## Material shown
--- Begin ---

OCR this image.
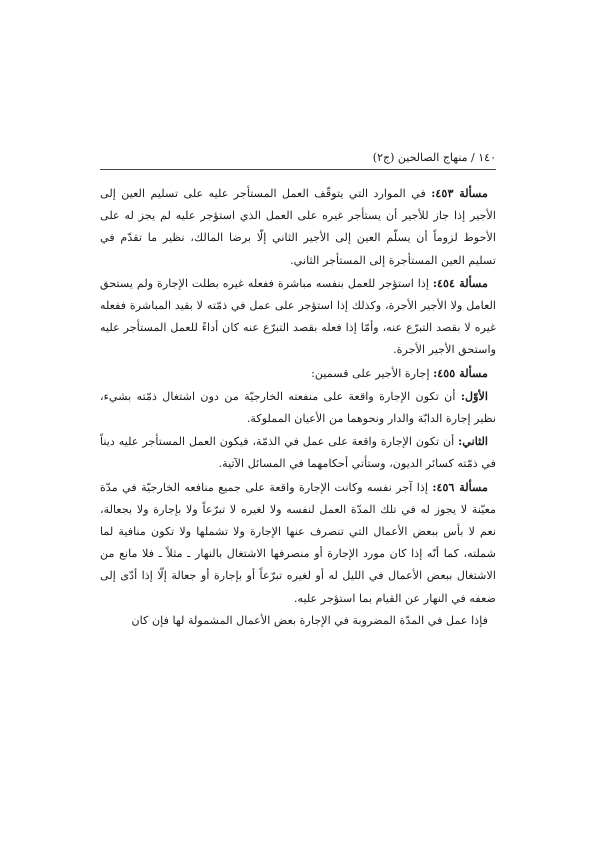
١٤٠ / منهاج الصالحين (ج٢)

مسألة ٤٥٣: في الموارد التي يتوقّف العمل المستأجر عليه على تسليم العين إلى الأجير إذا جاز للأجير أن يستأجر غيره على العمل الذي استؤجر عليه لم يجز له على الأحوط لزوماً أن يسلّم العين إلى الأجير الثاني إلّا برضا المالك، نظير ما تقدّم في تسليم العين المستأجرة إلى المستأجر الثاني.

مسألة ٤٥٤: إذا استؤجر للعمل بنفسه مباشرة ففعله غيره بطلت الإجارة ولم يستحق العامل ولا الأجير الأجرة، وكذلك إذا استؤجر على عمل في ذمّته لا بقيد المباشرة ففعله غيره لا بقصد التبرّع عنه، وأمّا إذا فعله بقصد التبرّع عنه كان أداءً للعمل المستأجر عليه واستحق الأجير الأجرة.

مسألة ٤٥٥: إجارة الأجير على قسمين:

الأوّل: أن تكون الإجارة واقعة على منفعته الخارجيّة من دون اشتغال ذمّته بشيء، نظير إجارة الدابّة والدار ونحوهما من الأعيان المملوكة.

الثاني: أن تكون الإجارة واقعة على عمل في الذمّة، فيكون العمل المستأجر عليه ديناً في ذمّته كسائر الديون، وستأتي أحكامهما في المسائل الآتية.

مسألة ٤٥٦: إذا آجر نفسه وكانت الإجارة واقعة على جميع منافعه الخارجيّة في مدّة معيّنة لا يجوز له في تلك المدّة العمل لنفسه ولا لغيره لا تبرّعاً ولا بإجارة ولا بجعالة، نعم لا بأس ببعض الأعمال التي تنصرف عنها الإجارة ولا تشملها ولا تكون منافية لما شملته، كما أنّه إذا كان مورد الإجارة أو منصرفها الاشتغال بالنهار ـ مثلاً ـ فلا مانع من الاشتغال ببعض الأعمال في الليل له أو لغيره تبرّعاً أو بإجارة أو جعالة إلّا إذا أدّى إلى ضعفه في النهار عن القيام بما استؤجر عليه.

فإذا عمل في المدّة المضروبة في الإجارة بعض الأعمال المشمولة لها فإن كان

--- End ---

## Task brief
Every line in the data above that contains "المد" needs to be copied.

## Problem solution
مسألة ٤٥٦: إذا آجر نفسه وكانت الإجارة واقعة على جميع منافعه الخارجيّة في مدّة معيّنة لا يجوز له في تلك المدّة العمل لنفسه ولا لغيره لا تبرّعاً ولا بإجارة ولا بجعالة، نعم لا بأس ببعض الأعمال التي تنصرف عنها الإجارة ولا تشملها ولا تكون منافية لما شملته، كما أنّه إذا كان مورد الإجارة أو منصرفها الاشتغال بالنهار ـ مثلاً ـ فلا مانع من الاشتغال ببعض الأعمال في الليل له أو لغيره تبرّعاً أو بإجارة أو جعالة إلّا إذا أدّى إلى ضعفه في النهار عن القيام بما استؤجر عليه.
فإذا عمل في المدّة المضروبة في الإجارة بعض الأعمال المشمولة لها فإن كان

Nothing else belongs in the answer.